What the task asks
Quote the data below in full, minus the images.

Data entries
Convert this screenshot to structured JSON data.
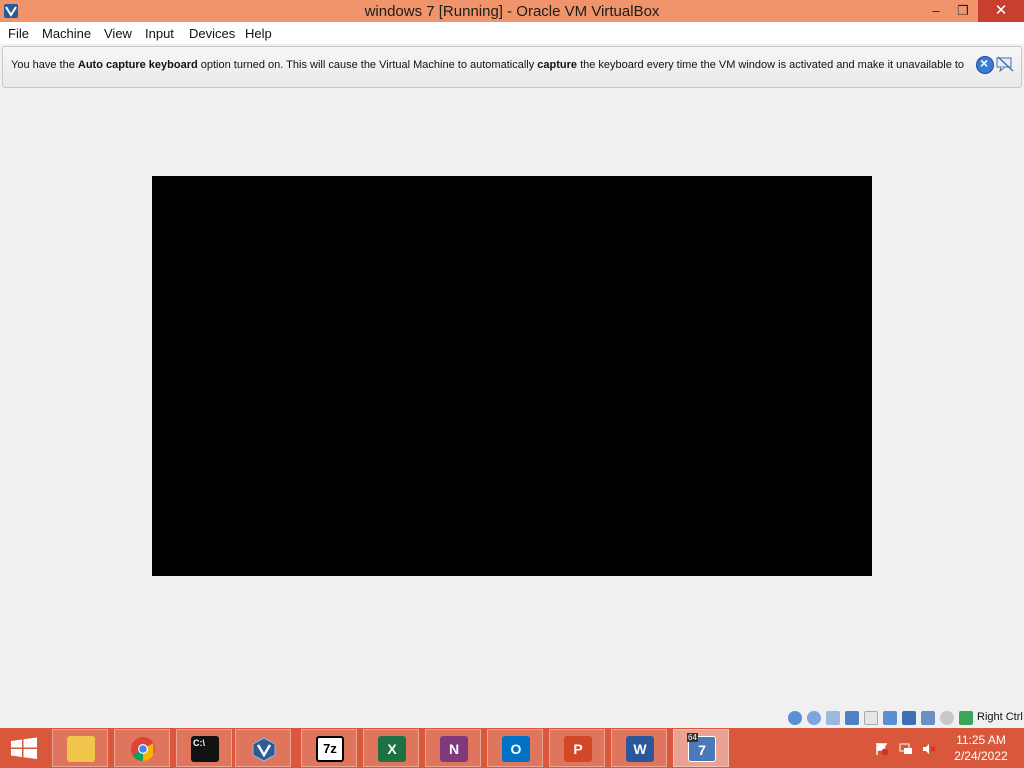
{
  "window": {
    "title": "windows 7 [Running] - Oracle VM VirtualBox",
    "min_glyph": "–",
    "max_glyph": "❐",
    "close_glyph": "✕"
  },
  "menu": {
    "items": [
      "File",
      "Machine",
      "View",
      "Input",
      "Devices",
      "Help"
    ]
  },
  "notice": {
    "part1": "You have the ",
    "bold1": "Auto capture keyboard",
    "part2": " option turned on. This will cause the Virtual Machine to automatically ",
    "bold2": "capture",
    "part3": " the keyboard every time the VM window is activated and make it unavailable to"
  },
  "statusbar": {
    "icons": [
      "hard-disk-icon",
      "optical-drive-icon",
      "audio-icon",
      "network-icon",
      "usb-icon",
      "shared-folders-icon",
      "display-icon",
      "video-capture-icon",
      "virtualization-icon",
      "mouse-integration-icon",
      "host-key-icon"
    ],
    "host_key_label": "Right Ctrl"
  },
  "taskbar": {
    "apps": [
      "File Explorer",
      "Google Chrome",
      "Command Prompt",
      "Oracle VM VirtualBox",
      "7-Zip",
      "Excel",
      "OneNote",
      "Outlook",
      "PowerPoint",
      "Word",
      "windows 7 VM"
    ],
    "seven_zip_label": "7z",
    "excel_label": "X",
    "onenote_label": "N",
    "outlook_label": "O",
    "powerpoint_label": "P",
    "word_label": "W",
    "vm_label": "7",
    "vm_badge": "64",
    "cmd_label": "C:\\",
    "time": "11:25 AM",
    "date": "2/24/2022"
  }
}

Answer to the exercise
Convert this screenshot to structured JSON data.
{
  "window": {
    "title": "windows 7 [Running] - Oracle VM VirtualBox",
    "min_glyph": "–",
    "max_glyph": "❐",
    "close_glyph": "✕"
  },
  "menu": {
    "items": [
      "File",
      "Machine",
      "View",
      "Input",
      "Devices",
      "Help"
    ]
  },
  "notice": {
    "part1": "You have the ",
    "bold1": "Auto capture keyboard",
    "part2": " option turned on. This will cause the Virtual Machine to automatically ",
    "bold2": "capture",
    "part3": " the keyboard every time the VM window is activated and make it unavailable to"
  },
  "statusbar": {
    "icons": [
      "hard-disk-icon",
      "optical-drive-icon",
      "audio-icon",
      "network-icon",
      "usb-icon",
      "shared-folders-icon",
      "display-icon",
      "video-capture-icon",
      "virtualization-icon",
      "mouse-integration-icon",
      "host-key-icon"
    ],
    "host_key_label": "Right Ctrl"
  },
  "taskbar": {
    "apps": [
      "File Explorer",
      "Google Chrome",
      "Command Prompt",
      "Oracle VM VirtualBox",
      "7-Zip",
      "Excel",
      "OneNote",
      "Outlook",
      "PowerPoint",
      "Word",
      "windows 7 VM"
    ],
    "seven_zip_label": "7z",
    "excel_label": "X",
    "onenote_label": "N",
    "outlook_label": "O",
    "powerpoint_label": "P",
    "word_label": "W",
    "vm_label": "7",
    "vm_badge": "64",
    "cmd_label": "C:\\",
    "time": "11:25 AM",
    "date": "2/24/2022"
  }
}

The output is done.